§ **WORK TO BE COMPLETED**
Gather every line below that contains the string "their" and copy each one in full. Case counts.
------------------------------
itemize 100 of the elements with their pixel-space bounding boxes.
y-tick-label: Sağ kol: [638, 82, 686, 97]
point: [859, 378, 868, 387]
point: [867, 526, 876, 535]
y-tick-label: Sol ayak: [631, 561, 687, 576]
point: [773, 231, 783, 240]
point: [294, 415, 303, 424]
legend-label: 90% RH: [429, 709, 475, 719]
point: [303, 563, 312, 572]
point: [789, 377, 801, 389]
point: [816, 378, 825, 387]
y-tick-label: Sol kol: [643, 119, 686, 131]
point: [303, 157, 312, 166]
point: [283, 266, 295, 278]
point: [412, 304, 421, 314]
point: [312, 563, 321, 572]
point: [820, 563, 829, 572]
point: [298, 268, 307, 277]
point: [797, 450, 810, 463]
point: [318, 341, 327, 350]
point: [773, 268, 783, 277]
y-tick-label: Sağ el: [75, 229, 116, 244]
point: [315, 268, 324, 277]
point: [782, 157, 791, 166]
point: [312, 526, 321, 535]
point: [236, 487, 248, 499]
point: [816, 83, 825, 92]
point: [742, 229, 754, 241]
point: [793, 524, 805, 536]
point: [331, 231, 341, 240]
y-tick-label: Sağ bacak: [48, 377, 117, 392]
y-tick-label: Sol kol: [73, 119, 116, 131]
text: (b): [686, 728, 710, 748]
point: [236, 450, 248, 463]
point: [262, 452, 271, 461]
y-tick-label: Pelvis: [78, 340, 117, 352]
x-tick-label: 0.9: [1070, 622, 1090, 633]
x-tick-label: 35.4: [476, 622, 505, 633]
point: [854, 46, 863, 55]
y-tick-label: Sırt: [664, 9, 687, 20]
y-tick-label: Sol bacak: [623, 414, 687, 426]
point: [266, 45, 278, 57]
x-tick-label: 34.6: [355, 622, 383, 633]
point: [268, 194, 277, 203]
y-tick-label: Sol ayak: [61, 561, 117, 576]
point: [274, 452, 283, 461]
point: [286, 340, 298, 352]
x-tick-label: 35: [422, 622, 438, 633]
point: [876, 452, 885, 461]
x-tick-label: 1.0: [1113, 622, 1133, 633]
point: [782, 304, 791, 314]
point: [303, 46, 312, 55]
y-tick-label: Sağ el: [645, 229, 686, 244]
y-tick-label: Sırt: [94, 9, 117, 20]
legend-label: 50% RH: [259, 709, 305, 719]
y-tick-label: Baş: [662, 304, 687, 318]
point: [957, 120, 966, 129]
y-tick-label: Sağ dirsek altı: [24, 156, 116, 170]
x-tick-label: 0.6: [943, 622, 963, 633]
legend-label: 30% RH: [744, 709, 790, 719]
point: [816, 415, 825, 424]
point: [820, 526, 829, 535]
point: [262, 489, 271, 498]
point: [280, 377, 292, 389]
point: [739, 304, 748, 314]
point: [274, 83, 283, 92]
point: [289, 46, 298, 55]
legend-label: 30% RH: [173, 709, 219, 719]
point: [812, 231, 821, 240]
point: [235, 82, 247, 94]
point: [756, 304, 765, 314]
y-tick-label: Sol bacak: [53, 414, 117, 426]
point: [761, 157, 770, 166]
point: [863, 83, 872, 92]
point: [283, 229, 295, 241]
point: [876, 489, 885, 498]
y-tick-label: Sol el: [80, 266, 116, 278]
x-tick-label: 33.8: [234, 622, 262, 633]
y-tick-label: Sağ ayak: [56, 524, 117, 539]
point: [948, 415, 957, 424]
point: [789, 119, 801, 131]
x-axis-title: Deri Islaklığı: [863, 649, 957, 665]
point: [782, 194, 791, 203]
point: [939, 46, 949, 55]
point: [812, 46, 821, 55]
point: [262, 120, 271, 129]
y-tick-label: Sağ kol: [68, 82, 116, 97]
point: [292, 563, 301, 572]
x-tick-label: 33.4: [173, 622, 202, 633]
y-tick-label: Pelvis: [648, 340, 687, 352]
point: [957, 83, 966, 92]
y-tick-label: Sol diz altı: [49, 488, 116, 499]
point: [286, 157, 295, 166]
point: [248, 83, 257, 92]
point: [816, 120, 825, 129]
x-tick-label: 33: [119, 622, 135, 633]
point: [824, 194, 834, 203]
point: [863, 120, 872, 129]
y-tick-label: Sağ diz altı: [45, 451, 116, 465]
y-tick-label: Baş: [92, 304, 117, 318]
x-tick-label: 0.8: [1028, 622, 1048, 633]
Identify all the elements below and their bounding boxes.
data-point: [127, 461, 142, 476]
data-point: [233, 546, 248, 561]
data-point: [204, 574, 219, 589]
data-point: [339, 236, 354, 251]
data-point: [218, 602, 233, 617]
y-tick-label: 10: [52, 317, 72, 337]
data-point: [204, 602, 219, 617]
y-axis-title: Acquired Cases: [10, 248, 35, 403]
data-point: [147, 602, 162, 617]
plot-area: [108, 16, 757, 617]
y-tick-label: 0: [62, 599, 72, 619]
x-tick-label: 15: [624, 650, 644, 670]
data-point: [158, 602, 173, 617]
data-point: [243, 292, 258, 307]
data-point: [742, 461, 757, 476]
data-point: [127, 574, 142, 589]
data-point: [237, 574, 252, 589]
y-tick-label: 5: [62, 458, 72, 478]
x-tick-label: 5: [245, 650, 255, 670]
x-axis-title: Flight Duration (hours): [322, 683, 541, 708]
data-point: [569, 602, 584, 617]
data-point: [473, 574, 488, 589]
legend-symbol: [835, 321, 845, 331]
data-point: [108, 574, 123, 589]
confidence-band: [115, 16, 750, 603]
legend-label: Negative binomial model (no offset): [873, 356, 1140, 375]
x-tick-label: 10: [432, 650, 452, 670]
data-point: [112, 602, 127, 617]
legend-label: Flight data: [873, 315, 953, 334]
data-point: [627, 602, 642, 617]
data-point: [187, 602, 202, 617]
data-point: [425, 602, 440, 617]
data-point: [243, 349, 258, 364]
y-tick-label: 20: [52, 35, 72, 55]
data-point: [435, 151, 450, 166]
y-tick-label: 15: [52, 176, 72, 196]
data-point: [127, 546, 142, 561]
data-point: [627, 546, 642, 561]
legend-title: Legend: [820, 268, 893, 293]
------------------------------
§ **RIGHT ANSWER**
itemize 100 of the elements with their pixel-space bounding boxes.
Identify all the elements below and their bounding boxes.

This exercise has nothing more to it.